>> begin Input records

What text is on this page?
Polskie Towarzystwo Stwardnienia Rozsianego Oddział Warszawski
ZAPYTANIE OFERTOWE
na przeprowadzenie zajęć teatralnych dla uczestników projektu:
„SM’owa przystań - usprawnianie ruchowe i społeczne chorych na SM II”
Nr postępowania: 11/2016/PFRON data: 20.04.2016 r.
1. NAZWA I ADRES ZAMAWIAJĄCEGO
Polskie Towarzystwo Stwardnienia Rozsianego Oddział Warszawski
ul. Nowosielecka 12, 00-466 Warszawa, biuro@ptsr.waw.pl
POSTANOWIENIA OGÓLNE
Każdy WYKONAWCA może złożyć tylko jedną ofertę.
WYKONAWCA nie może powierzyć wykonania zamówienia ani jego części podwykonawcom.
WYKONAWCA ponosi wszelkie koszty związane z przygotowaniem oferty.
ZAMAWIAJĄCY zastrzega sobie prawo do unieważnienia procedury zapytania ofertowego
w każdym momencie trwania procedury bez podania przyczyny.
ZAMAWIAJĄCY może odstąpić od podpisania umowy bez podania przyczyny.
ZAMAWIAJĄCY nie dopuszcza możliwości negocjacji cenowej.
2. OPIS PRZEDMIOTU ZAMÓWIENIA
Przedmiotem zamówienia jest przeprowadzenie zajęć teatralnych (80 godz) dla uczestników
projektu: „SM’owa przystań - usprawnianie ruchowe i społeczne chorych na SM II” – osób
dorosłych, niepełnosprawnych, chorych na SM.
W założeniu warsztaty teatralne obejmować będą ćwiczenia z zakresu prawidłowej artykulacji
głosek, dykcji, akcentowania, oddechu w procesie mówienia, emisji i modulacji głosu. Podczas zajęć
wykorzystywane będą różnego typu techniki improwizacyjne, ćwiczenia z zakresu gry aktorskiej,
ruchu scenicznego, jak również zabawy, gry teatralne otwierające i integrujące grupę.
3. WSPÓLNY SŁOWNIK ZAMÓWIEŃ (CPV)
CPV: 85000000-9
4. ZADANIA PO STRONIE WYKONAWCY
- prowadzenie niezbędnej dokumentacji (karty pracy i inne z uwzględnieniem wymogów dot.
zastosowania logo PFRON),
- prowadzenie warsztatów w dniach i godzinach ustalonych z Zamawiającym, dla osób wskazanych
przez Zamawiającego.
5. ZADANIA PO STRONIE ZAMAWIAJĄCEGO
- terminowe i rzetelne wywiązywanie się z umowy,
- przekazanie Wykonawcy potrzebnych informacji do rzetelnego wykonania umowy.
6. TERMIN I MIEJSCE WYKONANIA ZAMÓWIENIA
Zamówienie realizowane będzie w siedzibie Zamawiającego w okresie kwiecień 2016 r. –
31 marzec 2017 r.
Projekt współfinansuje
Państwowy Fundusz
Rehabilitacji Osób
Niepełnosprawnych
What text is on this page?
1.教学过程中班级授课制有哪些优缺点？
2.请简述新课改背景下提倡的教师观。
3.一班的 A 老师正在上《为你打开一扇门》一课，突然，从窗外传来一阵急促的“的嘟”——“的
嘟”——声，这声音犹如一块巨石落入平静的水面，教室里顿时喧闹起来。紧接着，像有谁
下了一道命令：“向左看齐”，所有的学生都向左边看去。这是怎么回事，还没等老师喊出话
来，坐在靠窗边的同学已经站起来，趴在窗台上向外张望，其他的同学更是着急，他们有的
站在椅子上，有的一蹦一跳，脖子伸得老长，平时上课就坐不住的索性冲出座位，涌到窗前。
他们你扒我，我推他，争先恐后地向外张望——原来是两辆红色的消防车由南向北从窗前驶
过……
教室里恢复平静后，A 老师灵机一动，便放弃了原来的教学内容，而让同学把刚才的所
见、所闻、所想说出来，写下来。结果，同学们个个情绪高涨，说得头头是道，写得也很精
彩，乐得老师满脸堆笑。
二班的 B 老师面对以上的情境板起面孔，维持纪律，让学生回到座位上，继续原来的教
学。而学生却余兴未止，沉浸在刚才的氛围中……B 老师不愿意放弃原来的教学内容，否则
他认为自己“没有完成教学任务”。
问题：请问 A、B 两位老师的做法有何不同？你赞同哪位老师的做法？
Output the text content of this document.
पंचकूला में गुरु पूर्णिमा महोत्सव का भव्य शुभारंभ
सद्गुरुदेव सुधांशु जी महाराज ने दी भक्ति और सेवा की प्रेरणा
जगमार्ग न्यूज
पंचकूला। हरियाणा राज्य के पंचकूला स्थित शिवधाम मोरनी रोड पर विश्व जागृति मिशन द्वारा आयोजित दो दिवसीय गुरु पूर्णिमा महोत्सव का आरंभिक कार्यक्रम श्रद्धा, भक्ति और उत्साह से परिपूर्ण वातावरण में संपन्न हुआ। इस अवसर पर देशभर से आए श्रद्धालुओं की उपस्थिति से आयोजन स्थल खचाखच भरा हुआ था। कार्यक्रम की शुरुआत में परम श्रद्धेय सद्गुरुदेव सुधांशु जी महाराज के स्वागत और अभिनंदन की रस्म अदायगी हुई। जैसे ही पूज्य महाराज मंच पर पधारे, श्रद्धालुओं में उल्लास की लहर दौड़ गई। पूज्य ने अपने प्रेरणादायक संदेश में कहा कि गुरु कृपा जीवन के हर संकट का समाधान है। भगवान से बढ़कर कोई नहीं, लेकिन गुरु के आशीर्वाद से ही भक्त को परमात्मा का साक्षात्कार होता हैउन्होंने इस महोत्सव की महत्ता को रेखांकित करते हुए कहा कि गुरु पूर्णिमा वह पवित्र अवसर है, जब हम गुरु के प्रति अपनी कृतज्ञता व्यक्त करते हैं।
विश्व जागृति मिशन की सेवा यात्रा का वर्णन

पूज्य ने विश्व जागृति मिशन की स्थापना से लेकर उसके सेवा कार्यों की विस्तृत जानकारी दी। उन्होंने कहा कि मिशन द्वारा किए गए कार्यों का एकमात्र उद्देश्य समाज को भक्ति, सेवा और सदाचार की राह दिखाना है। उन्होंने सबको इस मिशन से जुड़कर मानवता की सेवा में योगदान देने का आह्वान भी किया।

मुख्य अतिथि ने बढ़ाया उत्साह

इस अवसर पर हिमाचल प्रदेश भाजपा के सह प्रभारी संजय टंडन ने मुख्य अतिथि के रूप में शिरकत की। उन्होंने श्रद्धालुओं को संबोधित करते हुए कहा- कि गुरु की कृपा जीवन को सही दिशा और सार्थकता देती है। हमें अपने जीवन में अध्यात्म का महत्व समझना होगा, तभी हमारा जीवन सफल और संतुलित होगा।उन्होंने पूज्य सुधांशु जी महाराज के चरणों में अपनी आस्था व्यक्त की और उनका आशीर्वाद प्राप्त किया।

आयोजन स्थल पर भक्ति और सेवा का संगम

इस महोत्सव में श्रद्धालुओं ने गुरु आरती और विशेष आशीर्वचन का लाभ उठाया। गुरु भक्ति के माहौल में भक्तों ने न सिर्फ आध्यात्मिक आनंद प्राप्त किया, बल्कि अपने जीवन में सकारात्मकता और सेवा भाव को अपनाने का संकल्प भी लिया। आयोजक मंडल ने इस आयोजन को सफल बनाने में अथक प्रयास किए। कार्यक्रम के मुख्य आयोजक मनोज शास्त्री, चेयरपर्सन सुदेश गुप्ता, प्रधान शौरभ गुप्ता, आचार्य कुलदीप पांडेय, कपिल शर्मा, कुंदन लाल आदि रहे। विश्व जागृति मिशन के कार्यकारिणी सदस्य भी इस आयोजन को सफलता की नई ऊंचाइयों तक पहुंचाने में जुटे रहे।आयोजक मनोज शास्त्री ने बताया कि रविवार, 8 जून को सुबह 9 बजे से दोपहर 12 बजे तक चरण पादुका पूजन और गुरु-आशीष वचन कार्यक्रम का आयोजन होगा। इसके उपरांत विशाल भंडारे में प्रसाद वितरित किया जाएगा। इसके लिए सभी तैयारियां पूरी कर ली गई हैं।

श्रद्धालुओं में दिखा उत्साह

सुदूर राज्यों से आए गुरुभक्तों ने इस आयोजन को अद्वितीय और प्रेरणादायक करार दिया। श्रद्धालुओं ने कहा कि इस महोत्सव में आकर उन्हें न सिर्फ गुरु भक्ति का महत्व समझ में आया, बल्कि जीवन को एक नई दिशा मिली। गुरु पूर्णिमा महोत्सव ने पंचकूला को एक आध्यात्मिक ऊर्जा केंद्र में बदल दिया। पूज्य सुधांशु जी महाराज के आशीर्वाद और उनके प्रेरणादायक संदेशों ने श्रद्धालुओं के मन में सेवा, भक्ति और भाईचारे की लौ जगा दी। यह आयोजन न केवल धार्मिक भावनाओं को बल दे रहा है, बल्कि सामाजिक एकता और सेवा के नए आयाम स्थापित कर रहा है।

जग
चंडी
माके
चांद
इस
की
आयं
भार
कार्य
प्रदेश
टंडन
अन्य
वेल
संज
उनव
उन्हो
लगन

>> end Input records

**What needs to be done:**
Which lines above contain "społeczne"? Show each of them.

**Task response:**
„SM’owa przystań - usprawnianie ruchowe i społeczne chorych na SM II”
projektu: „SM’owa przystań - usprawnianie ruchowe i społeczne chorych na SM II” – osób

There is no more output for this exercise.